* Passage provided:
Several of the mounds had a small indentation in the middle of the mound leading we geology uneducated to name them volcanoes.
Maybe I strayed considering the opening topic was about "pipe clay"
However did mention that one "mound" gave up 1 1/2 ozs of gold around the perimeter and that we did find gold in the clay base of a creek below.
My apologies if it is boring but it definitely is "gold related" and a mystery we have lived with since finding the first "volcano" back in the early 90's.
We have one we found very remote last season that hasn't been detected, this year we will see if it is a gold producer.
Not me who thought it boring - I found it a bit fascinating (as do the Azerbadjani locals in the video below). The indentation in the middle is one reason why i mentioned mud volcanoes (a formal geological term so perhaps not so geologically uneducated :playful: ) and mound springs. But in that case the stuff in the middle could be expected to be much finer grained, as the water carries clay in suspension from depth and deposits it in the centre at surface - so related to the topic of clay. In that case as it dries, more upwelling water cracks it up and it rolls down the sides. I don't see those clay "prills" down the sides in your examples, just angular fragments of bedrock. When you say 1.5 oz, do you mean as many fine pieces or a couple of large ones?

1643877788_mud_volcano_iran.jpg


https://www.sharetopfive.com/mud-volcanoes-most-wonderful-nature-video-inside/

They often form along fault lines, involving artesian water from below In this case a fault striking northwest along the Oodnadatta track), and I have seen them as small as 2 m in diameter. The water is deep artesian water of the Great Artesisn Basin, barely warm as a rule (just due to depth of burial) and derived from the highlands of Queensland and NSW and travelling wet until it hits the fault and goes up it.

* Task prompt:
Can you condense the paragraph in the mound discussion that begins "Not me who thought it boring" into a short bulleted list that keeps its main facts?

* Available data:

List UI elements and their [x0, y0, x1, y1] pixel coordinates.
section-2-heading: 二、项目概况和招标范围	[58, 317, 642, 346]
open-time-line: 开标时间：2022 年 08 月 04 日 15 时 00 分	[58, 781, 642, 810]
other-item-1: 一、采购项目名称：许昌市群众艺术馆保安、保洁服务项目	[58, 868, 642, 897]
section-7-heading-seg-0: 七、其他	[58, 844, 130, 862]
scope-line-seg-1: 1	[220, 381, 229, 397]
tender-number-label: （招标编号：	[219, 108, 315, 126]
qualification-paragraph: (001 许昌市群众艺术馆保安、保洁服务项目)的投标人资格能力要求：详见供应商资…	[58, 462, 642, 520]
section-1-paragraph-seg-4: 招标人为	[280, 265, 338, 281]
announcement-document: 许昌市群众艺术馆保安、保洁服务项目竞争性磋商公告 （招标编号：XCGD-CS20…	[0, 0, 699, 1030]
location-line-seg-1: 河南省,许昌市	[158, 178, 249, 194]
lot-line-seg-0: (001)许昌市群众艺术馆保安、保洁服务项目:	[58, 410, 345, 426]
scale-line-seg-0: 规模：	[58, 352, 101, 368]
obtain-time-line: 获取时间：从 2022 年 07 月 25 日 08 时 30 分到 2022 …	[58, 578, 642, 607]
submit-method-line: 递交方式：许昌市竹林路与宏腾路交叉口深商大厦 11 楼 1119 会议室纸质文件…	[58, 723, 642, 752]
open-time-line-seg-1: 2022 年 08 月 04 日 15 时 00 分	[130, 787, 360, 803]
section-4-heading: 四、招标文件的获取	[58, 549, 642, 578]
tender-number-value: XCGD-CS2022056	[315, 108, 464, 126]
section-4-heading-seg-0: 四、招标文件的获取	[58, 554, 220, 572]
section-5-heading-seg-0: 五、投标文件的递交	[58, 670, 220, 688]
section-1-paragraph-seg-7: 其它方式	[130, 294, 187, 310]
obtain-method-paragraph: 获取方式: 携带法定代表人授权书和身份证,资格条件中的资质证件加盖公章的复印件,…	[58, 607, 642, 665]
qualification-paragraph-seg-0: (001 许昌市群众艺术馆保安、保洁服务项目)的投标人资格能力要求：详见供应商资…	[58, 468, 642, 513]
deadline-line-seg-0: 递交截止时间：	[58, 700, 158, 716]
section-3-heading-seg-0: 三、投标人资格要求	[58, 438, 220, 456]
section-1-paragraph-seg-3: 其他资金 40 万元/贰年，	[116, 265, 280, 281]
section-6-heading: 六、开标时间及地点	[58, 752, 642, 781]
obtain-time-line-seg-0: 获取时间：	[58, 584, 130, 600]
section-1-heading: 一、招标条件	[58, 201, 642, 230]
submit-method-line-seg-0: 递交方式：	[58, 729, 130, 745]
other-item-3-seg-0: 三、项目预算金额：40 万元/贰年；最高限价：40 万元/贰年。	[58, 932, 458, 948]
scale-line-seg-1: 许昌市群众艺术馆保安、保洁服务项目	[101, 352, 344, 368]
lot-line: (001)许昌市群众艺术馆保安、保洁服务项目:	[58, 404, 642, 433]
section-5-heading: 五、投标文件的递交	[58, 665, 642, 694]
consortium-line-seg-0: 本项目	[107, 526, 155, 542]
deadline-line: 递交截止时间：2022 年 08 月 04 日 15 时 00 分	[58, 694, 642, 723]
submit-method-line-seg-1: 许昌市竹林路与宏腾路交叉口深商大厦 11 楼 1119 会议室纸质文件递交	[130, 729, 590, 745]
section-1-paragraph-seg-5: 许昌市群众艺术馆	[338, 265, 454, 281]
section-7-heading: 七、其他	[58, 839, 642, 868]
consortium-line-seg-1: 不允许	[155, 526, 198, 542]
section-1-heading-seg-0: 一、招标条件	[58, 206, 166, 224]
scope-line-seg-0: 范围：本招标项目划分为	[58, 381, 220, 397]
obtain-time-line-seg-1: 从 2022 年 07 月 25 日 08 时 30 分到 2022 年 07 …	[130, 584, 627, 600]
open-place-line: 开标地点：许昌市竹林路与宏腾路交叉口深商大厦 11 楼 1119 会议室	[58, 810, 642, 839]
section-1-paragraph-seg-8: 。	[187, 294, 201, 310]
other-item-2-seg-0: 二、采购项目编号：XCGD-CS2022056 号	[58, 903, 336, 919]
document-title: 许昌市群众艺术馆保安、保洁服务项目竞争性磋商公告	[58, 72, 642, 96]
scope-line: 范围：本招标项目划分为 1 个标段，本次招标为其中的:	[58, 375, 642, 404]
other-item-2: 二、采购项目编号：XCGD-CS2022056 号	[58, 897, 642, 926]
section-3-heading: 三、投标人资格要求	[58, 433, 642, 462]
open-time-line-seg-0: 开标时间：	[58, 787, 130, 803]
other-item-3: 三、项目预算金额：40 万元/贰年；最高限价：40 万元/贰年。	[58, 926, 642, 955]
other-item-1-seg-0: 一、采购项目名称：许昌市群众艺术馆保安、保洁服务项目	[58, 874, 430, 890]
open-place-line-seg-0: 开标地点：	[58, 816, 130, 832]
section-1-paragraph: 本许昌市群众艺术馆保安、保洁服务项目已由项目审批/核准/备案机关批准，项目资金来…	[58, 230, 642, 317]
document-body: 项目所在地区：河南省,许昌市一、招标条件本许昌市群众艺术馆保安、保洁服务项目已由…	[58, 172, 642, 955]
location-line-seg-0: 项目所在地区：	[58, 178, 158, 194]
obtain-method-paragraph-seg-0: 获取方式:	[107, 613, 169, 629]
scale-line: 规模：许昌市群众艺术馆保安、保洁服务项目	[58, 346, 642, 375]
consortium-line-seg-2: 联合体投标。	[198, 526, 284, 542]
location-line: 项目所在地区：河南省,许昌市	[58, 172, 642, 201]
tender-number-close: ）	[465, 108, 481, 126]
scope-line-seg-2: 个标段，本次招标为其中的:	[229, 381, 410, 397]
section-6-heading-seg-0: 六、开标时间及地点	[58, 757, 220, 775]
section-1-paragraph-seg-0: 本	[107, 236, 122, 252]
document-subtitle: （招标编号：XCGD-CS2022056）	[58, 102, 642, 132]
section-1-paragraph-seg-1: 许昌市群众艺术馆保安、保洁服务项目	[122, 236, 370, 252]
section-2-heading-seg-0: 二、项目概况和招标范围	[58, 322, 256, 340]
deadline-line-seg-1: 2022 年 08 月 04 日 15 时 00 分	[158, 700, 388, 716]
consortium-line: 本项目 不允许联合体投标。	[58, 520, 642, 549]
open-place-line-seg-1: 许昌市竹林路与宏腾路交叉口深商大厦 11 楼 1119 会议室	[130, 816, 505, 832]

* Task solution:
- The writer found the topic fascinating, not boring, as did the locals in the video.
- The indentation in the middle of the mounds is one reason the writer mentioned mud volcanoes (a formal geological term) and mound springs.
- In those features, the material in the center would be much finer grained, because water carries clay in suspension from depth and deposits it at the surface in the center.
- As that material dries, more upwelling water cracks it, and it rolls down the sides.
- The writer sees no such clay "prills" on the sides of the examples, only angular fragments of bedrock.
- The writer asks whether the 1.5 oz of gold came as many fine pieces or a couple of large ones.